Raw records
****************************************

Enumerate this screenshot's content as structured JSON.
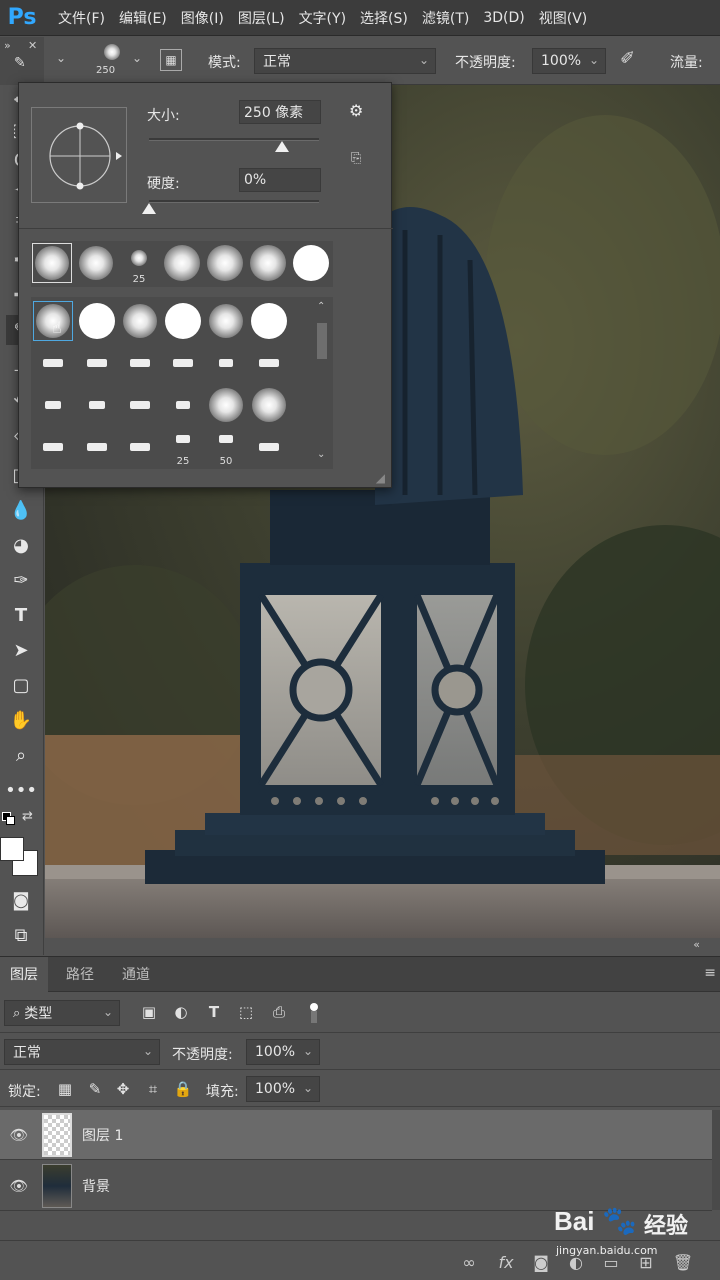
{
  "app": {
    "logo": "Ps"
  },
  "menu": [
    "文件(F)",
    "编辑(E)",
    "图像(I)",
    "图层(L)",
    "文字(Y)",
    "选择(S)",
    "滤镜(T)",
    "3D(D)",
    "视图(V)"
  ],
  "options": {
    "brush_size": "250",
    "mode_label": "模式:",
    "mode_value": "正常",
    "opacity_label": "不透明度:",
    "opacity_value": "100%",
    "flow_label": "流量:"
  },
  "brush_popup": {
    "size_label": "大小:",
    "size_value": "250 像素",
    "hardness_label": "硬度:",
    "hardness_value": "0%",
    "size_slider_fraction": 0.78,
    "hardness_slider_fraction": 0.0,
    "row1_labels": [
      "",
      "",
      "25",
      "",
      "",
      "",
      ""
    ],
    "grid_labels": [
      "",
      "",
      "",
      "",
      "",
      "",
      "",
      "",
      "",
      "",
      "",
      "",
      "",
      "",
      "",
      "",
      "",
      "",
      "",
      "",
      "",
      "",
      "25",
      "50",
      ""
    ]
  },
  "panel": {
    "tabs": [
      "图层",
      "路径",
      "通道"
    ],
    "filter_kind": "类型",
    "blend_mode": "正常",
    "opacity_label": "不透明度:",
    "opacity_value": "100%",
    "lock_label": "锁定:",
    "fill_label": "填充:",
    "fill_value": "100%",
    "layers": [
      {
        "name": "图层 1",
        "selected": true
      },
      {
        "name": "背景",
        "selected": false
      }
    ]
  },
  "watermark": {
    "brand": "Bai",
    "brand_cn": "经验",
    "url": "jingyan.baidu.com"
  },
  "colors": {
    "accent": "#31a8ff",
    "panel_bg": "#535353",
    "menu_bg": "#3c3c3c"
  }
}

****************************************

Problem details
Leave out the pictures, and give all the records again exactly.

Solution below
Enumerate this screenshot's content as structured JSON.
{
  "app": {
    "logo": "Ps"
  },
  "menu": [
    "文件(F)",
    "编辑(E)",
    "图像(I)",
    "图层(L)",
    "文字(Y)",
    "选择(S)",
    "滤镜(T)",
    "3D(D)",
    "视图(V)"
  ],
  "options": {
    "brush_size": "250",
    "mode_label": "模式:",
    "mode_value": "正常",
    "opacity_label": "不透明度:",
    "opacity_value": "100%",
    "flow_label": "流量:"
  },
  "brush_popup": {
    "size_label": "大小:",
    "size_value": "250 像素",
    "hardness_label": "硬度:",
    "hardness_value": "0%",
    "size_slider_fraction": 0.78,
    "hardness_slider_fraction": 0.0,
    "row1_labels": [
      "",
      "",
      "25",
      "",
      "",
      "",
      ""
    ],
    "grid_labels": [
      "",
      "",
      "",
      "",
      "",
      "",
      "",
      "",
      "",
      "",
      "",
      "",
      "",
      "",
      "",
      "",
      "",
      "",
      "",
      "",
      "",
      "",
      "25",
      "50",
      ""
    ]
  },
  "panel": {
    "tabs": [
      "图层",
      "路径",
      "通道"
    ],
    "filter_kind": "类型",
    "blend_mode": "正常",
    "opacity_label": "不透明度:",
    "opacity_value": "100%",
    "lock_label": "锁定:",
    "fill_label": "填充:",
    "fill_value": "100%",
    "layers": [
      {
        "name": "图层 1",
        "selected": true
      },
      {
        "name": "背景",
        "selected": false
      }
    ]
  },
  "watermark": {
    "brand": "Bai",
    "brand_cn": "经验",
    "url": "jingyan.baidu.com"
  },
  "colors": {
    "accent": "#31a8ff",
    "panel_bg": "#535353",
    "menu_bg": "#3c3c3c"
  }
}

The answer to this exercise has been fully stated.